[start of EXCERPTED RECORDS]

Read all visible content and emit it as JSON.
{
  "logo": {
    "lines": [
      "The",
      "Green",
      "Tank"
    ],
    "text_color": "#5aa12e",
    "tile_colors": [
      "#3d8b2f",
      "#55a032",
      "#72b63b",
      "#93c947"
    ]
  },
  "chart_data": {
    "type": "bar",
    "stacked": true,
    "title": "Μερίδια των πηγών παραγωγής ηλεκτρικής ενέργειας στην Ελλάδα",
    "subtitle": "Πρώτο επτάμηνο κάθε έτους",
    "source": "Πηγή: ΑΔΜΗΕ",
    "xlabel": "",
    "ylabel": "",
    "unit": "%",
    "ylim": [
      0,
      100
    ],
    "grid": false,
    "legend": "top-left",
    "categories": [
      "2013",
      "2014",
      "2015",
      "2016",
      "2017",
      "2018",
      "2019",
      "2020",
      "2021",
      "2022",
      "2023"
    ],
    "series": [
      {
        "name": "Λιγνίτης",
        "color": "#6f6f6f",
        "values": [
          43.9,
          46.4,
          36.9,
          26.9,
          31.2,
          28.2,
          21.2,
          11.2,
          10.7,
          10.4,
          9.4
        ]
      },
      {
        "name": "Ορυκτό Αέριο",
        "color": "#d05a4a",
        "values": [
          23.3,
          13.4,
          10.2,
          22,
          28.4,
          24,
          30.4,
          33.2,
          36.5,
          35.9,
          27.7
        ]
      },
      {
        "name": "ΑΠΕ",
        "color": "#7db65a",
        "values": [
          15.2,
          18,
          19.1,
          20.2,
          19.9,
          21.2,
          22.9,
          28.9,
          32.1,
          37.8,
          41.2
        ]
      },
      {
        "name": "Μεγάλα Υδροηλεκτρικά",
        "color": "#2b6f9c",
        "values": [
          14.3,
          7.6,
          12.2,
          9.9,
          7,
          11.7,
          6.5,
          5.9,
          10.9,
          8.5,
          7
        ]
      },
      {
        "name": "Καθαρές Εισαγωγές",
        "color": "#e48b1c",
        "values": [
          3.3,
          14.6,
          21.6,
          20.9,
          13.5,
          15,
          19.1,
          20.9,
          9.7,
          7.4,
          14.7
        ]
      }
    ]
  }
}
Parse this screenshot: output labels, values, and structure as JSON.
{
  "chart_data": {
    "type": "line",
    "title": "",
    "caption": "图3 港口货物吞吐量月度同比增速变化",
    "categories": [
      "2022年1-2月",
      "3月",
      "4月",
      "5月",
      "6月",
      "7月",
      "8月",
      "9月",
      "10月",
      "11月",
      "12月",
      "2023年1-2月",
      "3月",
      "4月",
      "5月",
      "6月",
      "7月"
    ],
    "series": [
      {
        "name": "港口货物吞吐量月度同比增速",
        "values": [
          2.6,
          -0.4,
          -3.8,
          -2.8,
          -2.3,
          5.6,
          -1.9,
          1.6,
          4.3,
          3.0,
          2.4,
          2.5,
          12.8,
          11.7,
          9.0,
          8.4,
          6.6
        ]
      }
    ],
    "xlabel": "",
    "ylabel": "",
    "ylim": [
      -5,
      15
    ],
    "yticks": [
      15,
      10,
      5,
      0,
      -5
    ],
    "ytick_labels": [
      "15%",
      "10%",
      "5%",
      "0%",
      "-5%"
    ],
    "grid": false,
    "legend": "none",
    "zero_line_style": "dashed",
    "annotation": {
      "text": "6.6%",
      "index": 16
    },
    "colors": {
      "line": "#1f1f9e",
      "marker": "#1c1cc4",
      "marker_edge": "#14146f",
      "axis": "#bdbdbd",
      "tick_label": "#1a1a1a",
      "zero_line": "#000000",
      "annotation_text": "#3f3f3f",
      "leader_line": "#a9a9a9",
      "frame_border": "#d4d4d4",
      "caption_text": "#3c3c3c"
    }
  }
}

[end of EXCERPTED RECORDS]

_CHALLENGE_.
Transcribe every entry word for word.

_ANSWER IN FULL_.
Read all visible content and emit it as JSON.
{
  "logo": {
    "lines": [
      "The",
      "Green",
      "Tank"
    ],
    "text_color": "#5aa12e",
    "tile_colors": [
      "#3d8b2f",
      "#55a032",
      "#72b63b",
      "#93c947"
    ]
  },
  "chart_data": {
    "type": "bar",
    "stacked": true,
    "title": "Μερίδια των πηγών παραγωγής ηλεκτρικής ενέργειας στην Ελλάδα",
    "subtitle": "Πρώτο επτάμηνο κάθε έτους",
    "source": "Πηγή: ΑΔΜΗΕ",
    "xlabel": "",
    "ylabel": "",
    "unit": "%",
    "ylim": [
      0,
      100
    ],
    "grid": false,
    "legend": "top-left",
    "categories": [
      "2013",
      "2014",
      "2015",
      "2016",
      "2017",
      "2018",
      "2019",
      "2020",
      "2021",
      "2022",
      "2023"
    ],
    "series": [
      {
        "name": "Λιγνίτης",
        "color": "#6f6f6f",
        "values": [
          43.9,
          46.4,
          36.9,
          26.9,
          31.2,
          28.2,
          21.2,
          11.2,
          10.7,
          10.4,
          9.4
        ]
      },
      {
        "name": "Ορυκτό Αέριο",
        "color": "#d05a4a",
        "values": [
          23.3,
          13.4,
          10.2,
          22,
          28.4,
          24,
          30.4,
          33.2,
          36.5,
          35.9,
          27.7
        ]
      },
      {
        "name": "ΑΠΕ",
        "color": "#7db65a",
        "values": [
          15.2,
          18,
          19.1,
          20.2,
          19.9,
          21.2,
          22.9,
          28.9,
          32.1,
          37.8,
          41.2
        ]
      },
      {
        "name": "Μεγάλα Υδροηλεκτρικά",
        "color": "#2b6f9c",
        "values": [
          14.3,
          7.6,
          12.2,
          9.9,
          7,
          11.7,
          6.5,
          5.9,
          10.9,
          8.5,
          7
        ]
      },
      {
        "name": "Καθαρές Εισαγωγές",
        "color": "#e48b1c",
        "values": [
          3.3,
          14.6,
          21.6,
          20.9,
          13.5,
          15,
          19.1,
          20.9,
          9.7,
          7.4,
          14.7
        ]
      }
    ]
  }
}
Parse this screenshot: output labels, values, and structure as JSON.
{
  "chart_data": {
    "type": "line",
    "title": "",
    "caption": "图3 港口货物吞吐量月度同比增速变化",
    "categories": [
      "2022年1-2月",
      "3月",
      "4月",
      "5月",
      "6月",
      "7月",
      "8月",
      "9月",
      "10月",
      "11月",
      "12月",
      "2023年1-2月",
      "3月",
      "4月",
      "5月",
      "6月",
      "7月"
    ],
    "series": [
      {
        "name": "港口货物吞吐量月度同比增速",
        "values": [
          2.6,
          -0.4,
          -3.8,
          -2.8,
          -2.3,
          5.6,
          -1.9,
          1.6,
          4.3,
          3.0,
          2.4,
          2.5,
          12.8,
          11.7,
          9.0,
          8.4,
          6.6
        ]
      }
    ],
    "xlabel": "",
    "ylabel": "",
    "ylim": [
      -5,
      15
    ],
    "yticks": [
      15,
      10,
      5,
      0,
      -5
    ],
    "ytick_labels": [
      "15%",
      "10%",
      "5%",
      "0%",
      "-5%"
    ],
    "grid": false,
    "legend": "none",
    "zero_line_style": "dashed",
    "annotation": {
      "text": "6.6%",
      "index": 16
    },
    "colors": {
      "line": "#1f1f9e",
      "marker": "#1c1cc4",
      "marker_edge": "#14146f",
      "axis": "#bdbdbd",
      "tick_label": "#1a1a1a",
      "zero_line": "#000000",
      "annotation_text": "#3f3f3f",
      "leader_line": "#a9a9a9",
      "frame_border": "#d4d4d4",
      "caption_text": "#3c3c3c"
    }
  }
}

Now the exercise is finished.